▸ **Work required**
Check every line of the material below, and show those that contain "Empfangsberechtigten".

▸ **Given records**
- Opening Delimiter -

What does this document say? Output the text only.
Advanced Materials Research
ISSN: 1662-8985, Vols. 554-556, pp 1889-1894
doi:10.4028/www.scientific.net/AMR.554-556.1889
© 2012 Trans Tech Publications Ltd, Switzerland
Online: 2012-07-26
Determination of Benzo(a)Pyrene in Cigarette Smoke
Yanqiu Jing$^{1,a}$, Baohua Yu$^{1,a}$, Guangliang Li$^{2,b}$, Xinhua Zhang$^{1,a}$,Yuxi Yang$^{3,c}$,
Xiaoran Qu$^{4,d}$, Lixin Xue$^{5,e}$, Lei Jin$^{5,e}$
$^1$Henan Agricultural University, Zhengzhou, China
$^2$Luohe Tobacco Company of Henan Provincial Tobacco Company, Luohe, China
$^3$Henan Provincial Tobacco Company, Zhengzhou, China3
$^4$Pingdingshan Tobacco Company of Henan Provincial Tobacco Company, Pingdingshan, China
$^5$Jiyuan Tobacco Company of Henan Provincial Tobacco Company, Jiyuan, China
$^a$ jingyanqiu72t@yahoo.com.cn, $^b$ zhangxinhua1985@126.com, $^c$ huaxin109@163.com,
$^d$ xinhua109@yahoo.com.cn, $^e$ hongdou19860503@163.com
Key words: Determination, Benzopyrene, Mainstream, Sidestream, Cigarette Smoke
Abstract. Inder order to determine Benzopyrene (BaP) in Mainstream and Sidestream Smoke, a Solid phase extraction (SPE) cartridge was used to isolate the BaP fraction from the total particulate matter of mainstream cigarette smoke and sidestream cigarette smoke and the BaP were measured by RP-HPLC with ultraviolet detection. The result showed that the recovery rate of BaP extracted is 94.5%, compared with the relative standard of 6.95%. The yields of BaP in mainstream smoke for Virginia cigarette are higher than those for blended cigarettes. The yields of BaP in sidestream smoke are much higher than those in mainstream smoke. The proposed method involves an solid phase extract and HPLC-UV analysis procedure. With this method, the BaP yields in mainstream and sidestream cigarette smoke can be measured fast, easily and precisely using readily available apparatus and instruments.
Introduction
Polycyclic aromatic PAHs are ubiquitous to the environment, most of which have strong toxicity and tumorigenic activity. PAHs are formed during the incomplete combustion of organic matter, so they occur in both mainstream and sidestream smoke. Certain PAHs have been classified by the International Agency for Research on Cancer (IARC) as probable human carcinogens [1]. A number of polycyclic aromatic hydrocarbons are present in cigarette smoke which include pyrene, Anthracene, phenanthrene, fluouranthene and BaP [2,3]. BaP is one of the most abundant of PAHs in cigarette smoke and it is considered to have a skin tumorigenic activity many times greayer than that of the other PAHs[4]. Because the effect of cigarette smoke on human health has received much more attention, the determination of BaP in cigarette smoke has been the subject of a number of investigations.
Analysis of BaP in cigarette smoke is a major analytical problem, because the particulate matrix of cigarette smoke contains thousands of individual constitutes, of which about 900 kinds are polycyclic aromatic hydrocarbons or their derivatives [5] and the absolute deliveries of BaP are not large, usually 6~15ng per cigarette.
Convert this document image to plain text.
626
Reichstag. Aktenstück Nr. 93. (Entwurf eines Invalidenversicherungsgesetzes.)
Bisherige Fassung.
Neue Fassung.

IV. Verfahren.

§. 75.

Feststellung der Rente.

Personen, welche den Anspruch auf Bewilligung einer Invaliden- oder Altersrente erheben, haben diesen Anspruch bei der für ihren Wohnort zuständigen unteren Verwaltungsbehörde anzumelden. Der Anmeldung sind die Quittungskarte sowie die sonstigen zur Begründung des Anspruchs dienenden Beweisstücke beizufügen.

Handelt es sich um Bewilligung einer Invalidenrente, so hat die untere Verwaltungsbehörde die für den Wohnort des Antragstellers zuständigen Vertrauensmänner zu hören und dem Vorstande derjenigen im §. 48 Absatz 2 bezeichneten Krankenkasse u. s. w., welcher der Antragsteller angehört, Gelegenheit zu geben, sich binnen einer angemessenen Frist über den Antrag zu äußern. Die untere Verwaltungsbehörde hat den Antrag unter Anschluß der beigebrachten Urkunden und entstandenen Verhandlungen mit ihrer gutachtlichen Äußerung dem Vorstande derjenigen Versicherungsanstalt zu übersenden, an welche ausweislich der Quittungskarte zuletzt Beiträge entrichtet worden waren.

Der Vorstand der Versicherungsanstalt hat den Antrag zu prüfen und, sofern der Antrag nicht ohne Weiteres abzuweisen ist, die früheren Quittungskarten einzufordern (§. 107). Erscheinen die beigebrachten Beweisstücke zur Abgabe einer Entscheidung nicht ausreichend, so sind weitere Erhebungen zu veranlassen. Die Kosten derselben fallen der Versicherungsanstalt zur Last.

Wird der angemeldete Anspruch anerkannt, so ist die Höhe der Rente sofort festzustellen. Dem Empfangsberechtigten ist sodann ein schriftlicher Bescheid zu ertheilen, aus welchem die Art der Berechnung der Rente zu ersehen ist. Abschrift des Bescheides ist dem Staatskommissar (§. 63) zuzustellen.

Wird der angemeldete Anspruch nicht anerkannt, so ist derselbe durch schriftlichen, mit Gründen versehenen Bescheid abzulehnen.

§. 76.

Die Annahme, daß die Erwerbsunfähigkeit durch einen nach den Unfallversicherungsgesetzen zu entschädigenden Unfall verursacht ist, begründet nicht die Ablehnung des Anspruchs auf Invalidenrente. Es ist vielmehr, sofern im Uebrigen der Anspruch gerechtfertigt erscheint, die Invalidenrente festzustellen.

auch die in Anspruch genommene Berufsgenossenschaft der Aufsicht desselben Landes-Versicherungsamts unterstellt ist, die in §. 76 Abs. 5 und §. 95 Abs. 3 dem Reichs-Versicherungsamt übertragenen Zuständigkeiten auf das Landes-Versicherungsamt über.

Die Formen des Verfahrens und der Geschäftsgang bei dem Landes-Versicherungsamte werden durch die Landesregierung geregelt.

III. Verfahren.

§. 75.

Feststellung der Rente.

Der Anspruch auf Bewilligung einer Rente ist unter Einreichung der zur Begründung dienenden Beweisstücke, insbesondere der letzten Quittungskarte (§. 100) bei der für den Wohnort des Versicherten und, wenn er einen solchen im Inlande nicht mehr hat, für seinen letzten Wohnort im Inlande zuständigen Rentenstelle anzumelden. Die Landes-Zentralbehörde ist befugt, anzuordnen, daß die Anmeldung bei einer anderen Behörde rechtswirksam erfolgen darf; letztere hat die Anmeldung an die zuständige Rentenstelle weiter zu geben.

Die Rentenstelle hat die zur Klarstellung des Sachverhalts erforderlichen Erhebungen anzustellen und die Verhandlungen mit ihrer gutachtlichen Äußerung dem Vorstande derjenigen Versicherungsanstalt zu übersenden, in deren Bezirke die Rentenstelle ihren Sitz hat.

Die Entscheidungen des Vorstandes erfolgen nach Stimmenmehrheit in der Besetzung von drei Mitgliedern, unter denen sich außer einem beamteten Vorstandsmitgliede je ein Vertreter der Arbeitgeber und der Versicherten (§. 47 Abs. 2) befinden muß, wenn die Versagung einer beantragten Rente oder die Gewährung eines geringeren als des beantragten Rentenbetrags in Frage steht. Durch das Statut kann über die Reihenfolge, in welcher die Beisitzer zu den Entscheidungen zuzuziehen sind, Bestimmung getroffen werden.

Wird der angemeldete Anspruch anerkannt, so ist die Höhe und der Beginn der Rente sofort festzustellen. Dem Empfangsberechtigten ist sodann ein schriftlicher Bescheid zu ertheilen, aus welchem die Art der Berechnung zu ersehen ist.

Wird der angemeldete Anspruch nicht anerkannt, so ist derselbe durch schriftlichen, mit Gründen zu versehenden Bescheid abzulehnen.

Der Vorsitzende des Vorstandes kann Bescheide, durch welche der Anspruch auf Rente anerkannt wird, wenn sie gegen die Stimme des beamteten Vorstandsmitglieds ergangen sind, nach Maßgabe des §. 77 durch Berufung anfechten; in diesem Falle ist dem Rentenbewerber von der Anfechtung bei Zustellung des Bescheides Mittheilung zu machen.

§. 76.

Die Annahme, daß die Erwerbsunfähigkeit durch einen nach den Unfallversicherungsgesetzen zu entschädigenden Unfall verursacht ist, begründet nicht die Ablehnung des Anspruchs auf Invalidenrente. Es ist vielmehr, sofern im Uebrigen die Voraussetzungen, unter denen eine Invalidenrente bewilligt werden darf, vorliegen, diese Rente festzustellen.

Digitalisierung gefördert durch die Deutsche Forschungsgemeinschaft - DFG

- Closing Delimiter -

▸ **Answer section**
Wird der angemeldete Anspruch anerkannt, so ist die Höhe der Rente sofort festzustellen. Dem Empfangsberechtigten ist sodann ein schriftlicher Bescheid zu ertheilen, aus welchem die Art der Berechnung der Rente zu ersehen ist. Abschrift des Bescheides ist dem Staatskommissar (§. 63) zuzustellen.
Wird der angemeldete Anspruch anerkannt, so ist die Höhe und der Beginn der Rente sofort festzustellen. Dem Empfangsberechtigten ist sodann ein schriftlicher Bescheid zu ertheilen, aus welchem die Art der Berechnung zu ersehen ist.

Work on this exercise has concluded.